▶ Exercise: Pictures aside, repeat every entry exactly.

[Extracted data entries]
<<<<

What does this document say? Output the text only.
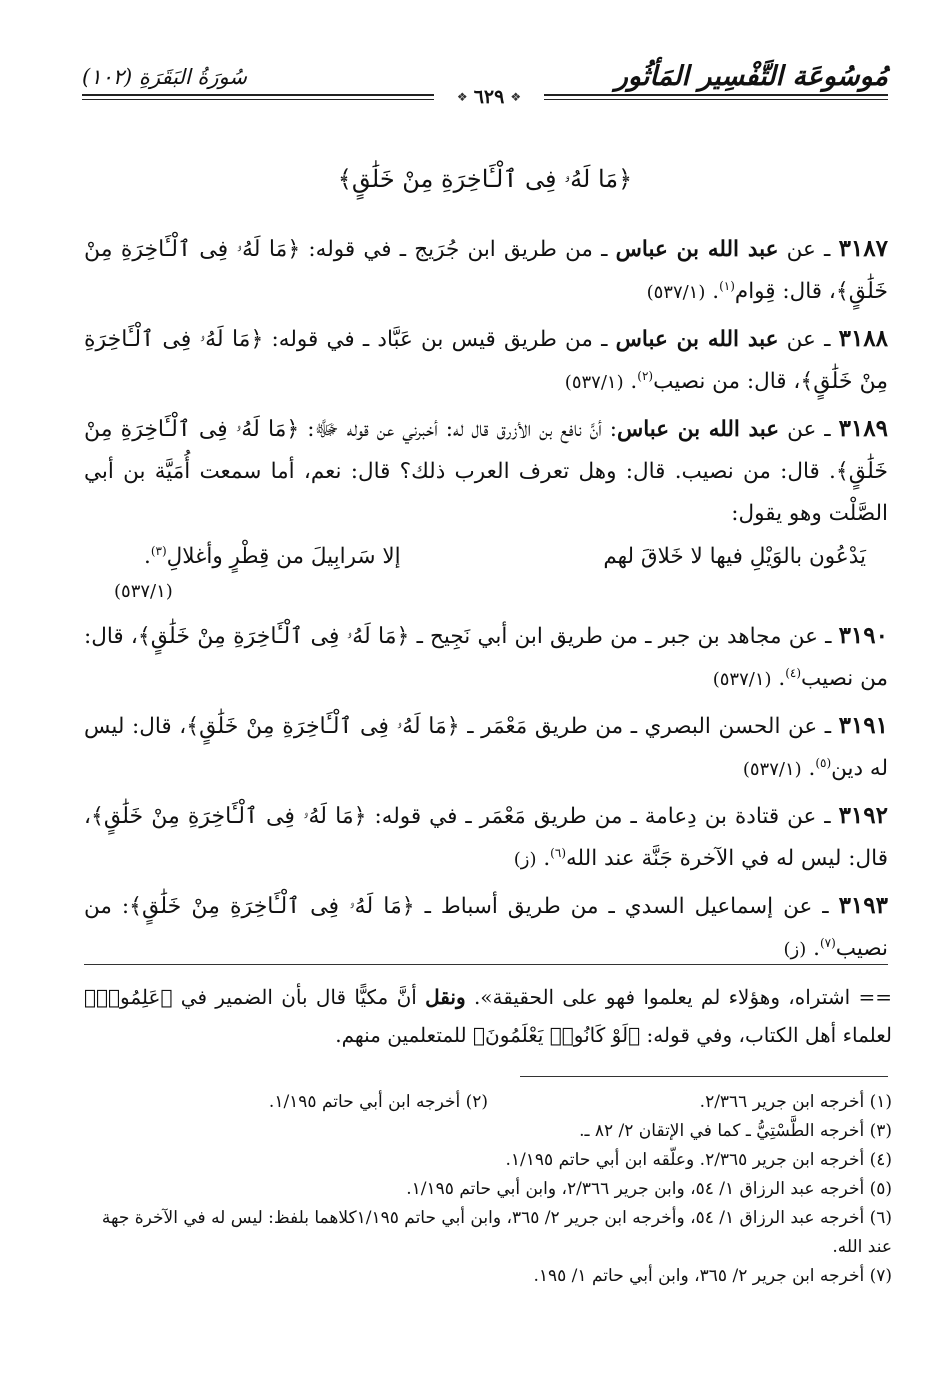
مُوسُوعَة التَّفْسِير المَأثُور
سُورَةُ البَقَرَةِ (١٠٢)
❖
٦٢٩
❖
﴿مَا لَهُۥ فِى ٱلْـَٔاخِرَةِ مِنْ خَلَٰقٍ﴾

٣١٨٧ ـ عن عبد الله بن عباس ـ من طريق ابن جُرَيج ـ في قوله: ﴿مَا لَهُۥ فِى ٱلْـَٔاخِرَةِ مِنْ خَلَٰقٍ﴾، قال: قِوام$^{(١)}$. (٥٣٧/١)

٣١٨٨ ـ عن عبد الله بن عباس ـ من طريق قيس بن عَبَّاد ـ في قوله: ﴿مَا لَهُۥ فِى ٱلْـَٔاخِرَةِ مِنْ خَلَٰقٍ﴾، قال: من نصيب$^{(٢)}$. (٥٣٧/١)

٣١٨٩ ـ عن عبد الله بن عباس: أنَّ نافع بن الأزرق قال له: أخبرني عن قوله ﷻ: ﴿مَا لَهُۥ فِى ٱلْـَٔاخِرَةِ مِنْ خَلَٰقٍ﴾. قال: من نصيب. قال: وهل تعرف العرب ذلك؟ قال: نعم، أما سمعت أُمَيَّة بن أبي الصَّلْت وهو يقول:

يَدْعُون بالوَيْلِ فيها لا خَلاقَ لهم
إلا سَرابِيلَ من قِطْرٍ وأغلالِ$^{(٣)}$.
(٥٣٧/١)

٣١٩٠ ـ عن مجاهد بن جبر ـ من طريق ابن أبي نَجِيح ـ ﴿مَا لَهُۥ فِى ٱلْـَٔاخِرَةِ مِنْ خَلَٰقٍ﴾، قال: من نصيب$^{(٤)}$. (٥٣٧/١)

٣١٩١ ـ عن الحسن البصري ـ من طريق مَعْمَر ـ ﴿مَا لَهُۥ فِى ٱلْـَٔاخِرَةِ مِنْ خَلَٰقٍ﴾، قال: ليس له دين$^{(٥)}$. (٥٣٧/١)

٣١٩٢ ـ عن قتادة بن دِعامة ـ من طريق مَعْمَر ـ في قوله: ﴿مَا لَهُۥ فِى ٱلْـَٔاخِرَةِ مِنْ خَلَٰقٍ﴾، قال: ليس له في الآخرة جَنَّة عند الله$^{(٦)}$. (ز)

٣١٩٣ ـ عن إسماعيل السدي ـ من طريق أسباط ـ ﴿مَا لَهُۥ فِى ٱلْـَٔاخِرَةِ مِنْ خَلَٰقٍ﴾: من نصيب$^{(٧)}$. (ز)

== اشتراه، وهؤلاء لم يعلموا فهو على الحقيقة». ونقل أنَّ مكيًّا قال بأن الضمير في ﴿عَلِمُوا۟﴾ لعلماء أهل الكتاب، وفي قوله: ﴿لَوْ كَانُوا۟ يَعْلَمُونَ﴾ للمتعلمين منهم.
(١) أخرجه ابن جرير ٢/٣٦٦.
(٢) أخرجه ابن أبي حاتم ١/١٩٥.
(٣) أخرجه الطَّسْتِيُّ ـ كما في الإتقان ٢/ ٨٢ ـ.
(٤) أخرجه ابن جرير ٢/٣٦٥. وعلّقه ابن أبي حاتم ١/١٩٥.
(٥) أخرجه عبد الرزاق ١/ ٥٤، وابن جرير ٢/٣٦٦، وابن أبي حاتم ١/١٩٥.
(٦) أخرجه عبد الرزاق ١/ ٥٤، وأخرجه ابن جرير ٢/ ٣٦٥، وابن أبي حاتم ١/١٩٥كلاهما بلفظ: ليس له في الآخرة جهة عند الله.
(٧) أخرجه ابن جرير ٢/ ٣٦٥، وابن أبي حاتم ١/ ١٩٥.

>>>>

▶ Complete response:
What does this document say? Output the text only.
مُوسُوعَة التَّفْسِير المَأثُور
سُورَةُ البَقَرَةِ (١٠٢)
❖
٦٢٩
❖
﴿مَا لَهُۥ فِى ٱلْـَٔاخِرَةِ مِنْ خَلَٰقٍ﴾

٣١٨٧ ـ عن عبد الله بن عباس ـ من طريق ابن جُرَيج ـ في قوله: ﴿مَا لَهُۥ فِى ٱلْـَٔاخِرَةِ مِنْ خَلَٰقٍ﴾، قال: قِوام$^{(١)}$. (٥٣٧/١)

٣١٨٨ ـ عن عبد الله بن عباس ـ من طريق قيس بن عَبَّاد ـ في قوله: ﴿مَا لَهُۥ فِى ٱلْـَٔاخِرَةِ مِنْ خَلَٰقٍ﴾، قال: من نصيب$^{(٢)}$. (٥٣٧/١)

٣١٨٩ ـ عن عبد الله بن عباس: أنَّ نافع بن الأزرق قال له: أخبرني عن قوله ﷻ: ﴿مَا لَهُۥ فِى ٱلْـَٔاخِرَةِ مِنْ خَلَٰقٍ﴾. قال: من نصيب. قال: وهل تعرف العرب ذلك؟ قال: نعم، أما سمعت أُمَيَّة بن أبي الصَّلْت وهو يقول:

يَدْعُون بالوَيْلِ فيها لا خَلاقَ لهم
إلا سَرابِيلَ من قِطْرٍ وأغلالِ$^{(٣)}$.
(٥٣٧/١)

٣١٩٠ ـ عن مجاهد بن جبر ـ من طريق ابن أبي نَجِيح ـ ﴿مَا لَهُۥ فِى ٱلْـَٔاخِرَةِ مِنْ خَلَٰقٍ﴾، قال: من نصيب$^{(٤)}$. (٥٣٧/١)

٣١٩١ ـ عن الحسن البصري ـ من طريق مَعْمَر ـ ﴿مَا لَهُۥ فِى ٱلْـَٔاخِرَةِ مِنْ خَلَٰقٍ﴾، قال: ليس له دين$^{(٥)}$. (٥٣٧/١)

٣١٩٢ ـ عن قتادة بن دِعامة ـ من طريق مَعْمَر ـ في قوله: ﴿مَا لَهُۥ فِى ٱلْـَٔاخِرَةِ مِنْ خَلَٰقٍ﴾، قال: ليس له في الآخرة جَنَّة عند الله$^{(٦)}$. (ز)

٣١٩٣ ـ عن إسماعيل السدي ـ من طريق أسباط ـ ﴿مَا لَهُۥ فِى ٱلْـَٔاخِرَةِ مِنْ خَلَٰقٍ﴾: من نصيب$^{(٧)}$. (ز)

== اشتراه، وهؤلاء لم يعلموا فهو على الحقيقة». ونقل أنَّ مكيًّا قال بأن الضمير في ﴿عَلِمُوا۟﴾ لعلماء أهل الكتاب، وفي قوله: ﴿لَوْ كَانُوا۟ يَعْلَمُونَ﴾ للمتعلمين منهم.
(١) أخرجه ابن جرير ٢/٣٦٦.
(٢) أخرجه ابن أبي حاتم ١/١٩٥.
(٣) أخرجه الطَّسْتِيُّ ـ كما في الإتقان ٢/ ٨٢ ـ.
(٤) أخرجه ابن جرير ٢/٣٦٥. وعلّقه ابن أبي حاتم ١/١٩٥.
(٥) أخرجه عبد الرزاق ١/ ٥٤، وابن جرير ٢/٣٦٦، وابن أبي حاتم ١/١٩٥.
(٦) أخرجه عبد الرزاق ١/ ٥٤، وأخرجه ابن جرير ٢/ ٣٦٥، وابن أبي حاتم ١/١٩٥كلاهما بلفظ: ليس له في الآخرة جهة عند الله.
(٧) أخرجه ابن جرير ٢/ ٣٦٥، وابن أبي حاتم ١/ ١٩٥.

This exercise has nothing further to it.